» Do this: Print the records below exactly as they appear.

Saved entries:
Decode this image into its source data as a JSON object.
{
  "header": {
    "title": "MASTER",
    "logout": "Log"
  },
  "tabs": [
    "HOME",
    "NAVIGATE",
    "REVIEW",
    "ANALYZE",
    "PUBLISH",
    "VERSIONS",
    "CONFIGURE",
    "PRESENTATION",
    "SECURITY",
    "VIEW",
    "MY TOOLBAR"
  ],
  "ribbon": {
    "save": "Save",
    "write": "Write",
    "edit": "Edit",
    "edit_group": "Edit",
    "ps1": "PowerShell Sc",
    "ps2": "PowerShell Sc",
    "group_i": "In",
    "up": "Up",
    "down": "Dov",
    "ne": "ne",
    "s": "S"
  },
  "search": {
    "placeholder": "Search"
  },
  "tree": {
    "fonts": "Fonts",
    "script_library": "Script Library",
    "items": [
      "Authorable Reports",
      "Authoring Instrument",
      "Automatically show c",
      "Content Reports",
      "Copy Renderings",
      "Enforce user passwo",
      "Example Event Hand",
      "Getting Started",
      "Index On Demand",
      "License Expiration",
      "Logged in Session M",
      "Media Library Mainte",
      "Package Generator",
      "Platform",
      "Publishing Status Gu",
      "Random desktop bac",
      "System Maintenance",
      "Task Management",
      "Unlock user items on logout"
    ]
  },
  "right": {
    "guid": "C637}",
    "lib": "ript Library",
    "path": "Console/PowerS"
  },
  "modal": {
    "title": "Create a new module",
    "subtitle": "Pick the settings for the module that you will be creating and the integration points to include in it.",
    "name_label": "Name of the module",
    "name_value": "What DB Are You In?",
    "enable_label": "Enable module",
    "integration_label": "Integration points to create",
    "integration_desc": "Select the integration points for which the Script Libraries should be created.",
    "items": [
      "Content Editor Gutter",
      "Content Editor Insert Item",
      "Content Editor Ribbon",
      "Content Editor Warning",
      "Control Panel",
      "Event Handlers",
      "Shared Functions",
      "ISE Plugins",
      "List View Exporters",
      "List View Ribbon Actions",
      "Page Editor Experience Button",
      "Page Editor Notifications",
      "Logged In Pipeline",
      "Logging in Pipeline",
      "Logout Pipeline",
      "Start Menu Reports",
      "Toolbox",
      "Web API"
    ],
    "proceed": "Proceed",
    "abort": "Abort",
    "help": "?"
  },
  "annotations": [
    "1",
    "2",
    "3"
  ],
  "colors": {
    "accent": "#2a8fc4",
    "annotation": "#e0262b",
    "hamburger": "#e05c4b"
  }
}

» Right answer:
Decode this image into its source data as a JSON object.
{
  "header": {
    "title": "MASTER",
    "logout": "Log"
  },
  "tabs": [
    "HOME",
    "NAVIGATE",
    "REVIEW",
    "ANALYZE",
    "PUBLISH",
    "VERSIONS",
    "CONFIGURE",
    "PRESENTATION",
    "SECURITY",
    "VIEW",
    "MY TOOLBAR"
  ],
  "ribbon": {
    "save": "Save",
    "write": "Write",
    "edit": "Edit",
    "edit_group": "Edit",
    "ps1": "PowerShell Sc",
    "ps2": "PowerShell Sc",
    "group_i": "In",
    "up": "Up",
    "down": "Dov",
    "ne": "ne",
    "s": "S"
  },
  "search": {
    "placeholder": "Search"
  },
  "tree": {
    "fonts": "Fonts",
    "script_library": "Script Library",
    "items": [
      "Authorable Reports",
      "Authoring Instrument",
      "Automatically show c",
      "Content Reports",
      "Copy Renderings",
      "Enforce user passwo",
      "Example Event Hand",
      "Getting Started",
      "Index On Demand",
      "License Expiration",
      "Logged in Session M",
      "Media Library Mainte",
      "Package Generator",
      "Platform",
      "Publishing Status Gu",
      "Random desktop bac",
      "System Maintenance",
      "Task Management",
      "Unlock user items on logout"
    ]
  },
  "right": {
    "guid": "C637}",
    "lib": "ript Library",
    "path": "Console/PowerS"
  },
  "modal": {
    "title": "Create a new module",
    "subtitle": "Pick the settings for the module that you will be creating and the integration points to include in it.",
    "name_label": "Name of the module",
    "name_value": "What DB Are You In?",
    "enable_label": "Enable module",
    "integration_label": "Integration points to create",
    "integration_desc": "Select the integration points for which the Script Libraries should be created.",
    "items": [
      "Content Editor Gutter",
      "Content Editor Insert Item",
      "Content Editor Ribbon",
      "Content Editor Warning",
      "Control Panel",
      "Event Handlers",
      "Shared Functions",
      "ISE Plugins",
      "List View Exporters",
      "List View Ribbon Actions",
      "Page Editor Experience Button",
      "Page Editor Notifications",
      "Logged In Pipeline",
      "Logging in Pipeline",
      "Logout Pipeline",
      "Start Menu Reports",
      "Toolbox",
      "Web API"
    ],
    "proceed": "Proceed",
    "abort": "Abort",
    "help": "?"
  },
  "annotations": [
    "1",
    "2",
    "3"
  ],
  "colors": {
    "accent": "#2a8fc4",
    "annotation": "#e0262b",
    "hamburger": "#e05c4b"
  }
}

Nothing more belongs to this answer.